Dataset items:
○ ○ ○ ○

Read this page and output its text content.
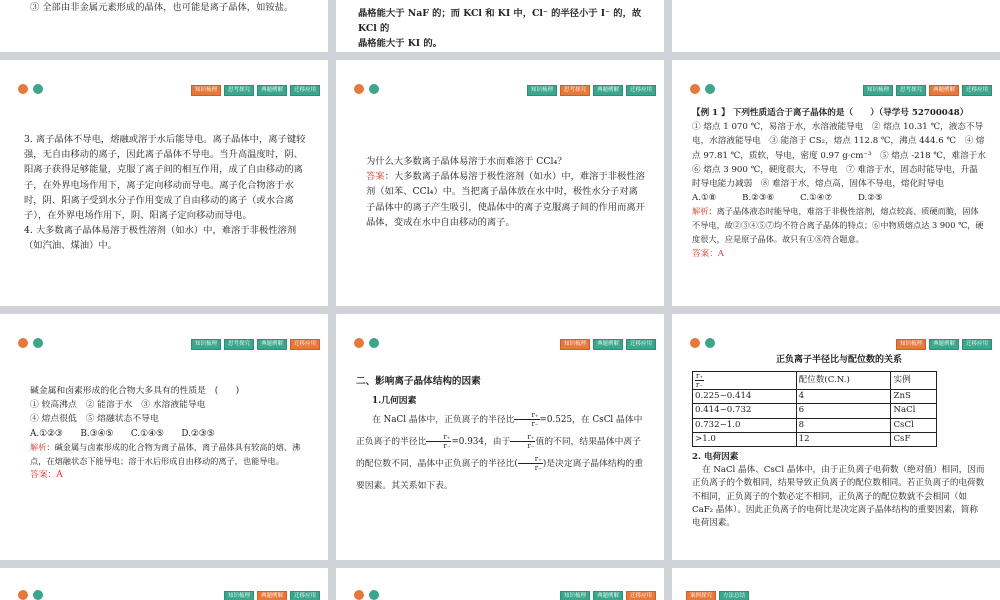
③ 全部由非金属元素形成的晶体，也可能是离子晶体，如铵盐。
晶格能大于 NaF 的；而 KCl 和 KI 中，Cl⁻ 的半径小于 I⁻ 的，故 KCl 的
晶格能大于 KI 的。
知识梳理	思考探究	典题例解	迁移应用

3. 离子晶体不导电，熔融或溶于水后能导电。离子晶体中，离子键较强，无自由移动的离子，因此离子晶体不导电。当升高温度时，阴、阳离子获得足够能量，克服了离子间的相互作用，成了自由移动的离子，在外界电场作用下，离子定向移动而导电。离子化合物溶于水时，阴、阳离子受到水分子作用变成了自由移动的离子（或水合离子），在外界电场作用下，阴、阳离子定向移动而导电。

4. 大多数离子晶体易溶于极性溶剂（如水）中，难溶于非极性溶剂（如汽油、煤油）中。

知识梳理	思考探究	典题例解	迁移应用

为什么大多数离子晶体易溶于水而难溶于 CCl₄？

答案：大多数离子晶体易溶于极性溶剂（如水）中，难溶于非极性溶剂（如苯、CCl₄）中。当把离子晶体放在水中时，极性水分子对离子晶体中的离子产生吸引，使晶体中的离子克服离子间的作用而离开晶体，变成在水中自由移动的离子。

知识梳理	思考探究	典题例解	迁移应用

【例 1 】 下列性质适合于离子晶体的是（　　）（导学号 52700048）

① 熔点 1 070 ℃，易溶于水，水溶液能导电　② 熔点 10.31 ℃，液态不导电，水溶液能导电　③ 能溶于 CS₂，熔点 112.8 ℃，沸点 444.6 ℃　④ 熔点 97.81 ℃，质软，导电，密度 0.97 g·cm⁻³　⑤ 熔点 -218 ℃，难溶于水　⑥ 熔点 3 900 ℃，硬度很大，不导电　⑦ 难溶于水，固态时能导电，升温时导电能力减弱　⑧ 难溶于水，熔点高，固体不导电，熔化时导电

A.①⑧　　　B.②③⑥　　　C.①④⑦　　　D.②⑤

解析：离子晶体液态时能导电，难溶于非极性溶剂，熔点较高、质硬而脆，固体不导电，故②③④⑤⑦均不符合离子晶体的特点；⑥中物质熔点达 3 900 ℃，硬度很大，应是原子晶体。故只有①⑧符合题意。

答案：A

知识梳理	思考探究	典题例解	迁移应用

碱金属和卤素形成的化合物大多具有的性质是　(　　)

① 较高沸点　② 能溶于水　③ 水溶液能导电

④ 熔点很低　⑤ 熔融状态不导电

A.①②③　　B.③④⑤　　C.①④⑤　　D.②③⑤

解析：碱金属与卤素形成的化合物为离子晶体，离子晶体具有较高的熔、沸点，在熔融状态下能导电；溶于水后形成自由移动的离子，也能导电。

答案：A

知识梳理	典题例解	迁移应用

二、影响离子晶体结构的因素

1.几何因素

在 NaCl 晶体中，正负离子的半径比 $\frac{r_+}{r_-} =0.525$，在 CsCl 晶体中正负离子的半径比 $\frac{r_+}{r_-} =0.934$，由于 $\frac{r_+}{r_-}$ 值的不同，结果晶体中离子的配位数不同，晶体中正负离子的半径比( $\frac{r_+}{r_-}$ )是决定离子晶体结构的重要因素。其关系如下表。

知识梳理	典题例解	迁移应用

正负离子半径比与配位数的关系

$\frac{r_+}{r_-}$	配位数(C.N.)	实例
0.225~0.414	4	ZnS
0.414~0.732	6	NaCl
0.732~1.0	8	CsCl
>1.0	12	CsF

2. 电荷因素

在 NaCl 晶体、CsCl 晶体中，由于正负离子电荷数（绝对值）相同，因而正负离子的个数相同，结果导致正负离子的配位数相同。若正负离子的电荷数不相同，正负离子的个数必定不相同，正负离子的配位数就不会相同（如 CaF₂ 晶体）。因此正负离子的电荷比是决定离子晶体结构的重要因素，简称电荷因素。

知识梳理	典题例解	迁移应用	知识梳理	典题例解	迁移应用	案例探究	方法总结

○ ○ ○ ○

Work to complete => Count the lines that hold the string "CsCl", and reply with that number alone.

Written response => 3